Data excerpts
--- start ---
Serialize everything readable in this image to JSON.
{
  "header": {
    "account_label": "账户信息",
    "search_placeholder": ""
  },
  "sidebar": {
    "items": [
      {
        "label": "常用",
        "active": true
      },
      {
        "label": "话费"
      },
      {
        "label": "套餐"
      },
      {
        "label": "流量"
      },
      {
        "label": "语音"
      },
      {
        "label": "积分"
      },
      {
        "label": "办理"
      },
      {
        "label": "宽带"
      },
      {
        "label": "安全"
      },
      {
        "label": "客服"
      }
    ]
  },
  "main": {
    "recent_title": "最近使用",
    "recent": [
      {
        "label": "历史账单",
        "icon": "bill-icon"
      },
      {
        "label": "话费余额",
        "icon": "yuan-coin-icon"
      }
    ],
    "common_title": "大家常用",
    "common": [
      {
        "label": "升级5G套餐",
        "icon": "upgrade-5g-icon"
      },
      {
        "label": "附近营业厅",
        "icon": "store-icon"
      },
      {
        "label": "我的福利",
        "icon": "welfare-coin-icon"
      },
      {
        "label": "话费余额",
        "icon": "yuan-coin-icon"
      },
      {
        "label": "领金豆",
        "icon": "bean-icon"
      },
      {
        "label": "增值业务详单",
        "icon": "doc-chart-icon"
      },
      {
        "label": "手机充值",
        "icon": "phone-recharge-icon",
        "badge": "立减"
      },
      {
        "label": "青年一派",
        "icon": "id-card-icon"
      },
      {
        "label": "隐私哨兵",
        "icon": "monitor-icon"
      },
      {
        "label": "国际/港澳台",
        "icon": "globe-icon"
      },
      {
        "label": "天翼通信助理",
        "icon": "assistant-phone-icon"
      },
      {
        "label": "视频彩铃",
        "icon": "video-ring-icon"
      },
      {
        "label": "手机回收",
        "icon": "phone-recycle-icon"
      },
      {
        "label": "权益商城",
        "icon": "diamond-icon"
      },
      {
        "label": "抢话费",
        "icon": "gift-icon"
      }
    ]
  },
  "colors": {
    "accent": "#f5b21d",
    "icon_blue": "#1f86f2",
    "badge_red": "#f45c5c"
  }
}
--- end ---
PROBLEM DETAILS:
Please set down all the data word for word.

SOLVED EXERCISE:
Serialize everything readable in this image to JSON.
{
  "header": {
    "account_label": "账户信息",
    "search_placeholder": ""
  },
  "sidebar": {
    "items": [
      {
        "label": "常用",
        "active": true
      },
      {
        "label": "话费"
      },
      {
        "label": "套餐"
      },
      {
        "label": "流量"
      },
      {
        "label": "语音"
      },
      {
        "label": "积分"
      },
      {
        "label": "办理"
      },
      {
        "label": "宽带"
      },
      {
        "label": "安全"
      },
      {
        "label": "客服"
      }
    ]
  },
  "main": {
    "recent_title": "最近使用",
    "recent": [
      {
        "label": "历史账单",
        "icon": "bill-icon"
      },
      {
        "label": "话费余额",
        "icon": "yuan-coin-icon"
      }
    ],
    "common_title": "大家常用",
    "common": [
      {
        "label": "升级5G套餐",
        "icon": "upgrade-5g-icon"
      },
      {
        "label": "附近营业厅",
        "icon": "store-icon"
      },
      {
        "label": "我的福利",
        "icon": "welfare-coin-icon"
      },
      {
        "label": "话费余额",
        "icon": "yuan-coin-icon"
      },
      {
        "label": "领金豆",
        "icon": "bean-icon"
      },
      {
        "label": "增值业务详单",
        "icon": "doc-chart-icon"
      },
      {
        "label": "手机充值",
        "icon": "phone-recharge-icon",
        "badge": "立减"
      },
      {
        "label": "青年一派",
        "icon": "id-card-icon"
      },
      {
        "label": "隐私哨兵",
        "icon": "monitor-icon"
      },
      {
        "label": "国际/港澳台",
        "icon": "globe-icon"
      },
      {
        "label": "天翼通信助理",
        "icon": "assistant-phone-icon"
      },
      {
        "label": "视频彩铃",
        "icon": "video-ring-icon"
      },
      {
        "label": "手机回收",
        "icon": "phone-recycle-icon"
      },
      {
        "label": "权益商城",
        "icon": "diamond-icon"
      },
      {
        "label": "抢话费",
        "icon": "gift-icon"
      }
    ]
  },
  "colors": {
    "accent": "#f5b21d",
    "icon_blue": "#1f86f2",
    "badge_red": "#f45c5c"
  }
}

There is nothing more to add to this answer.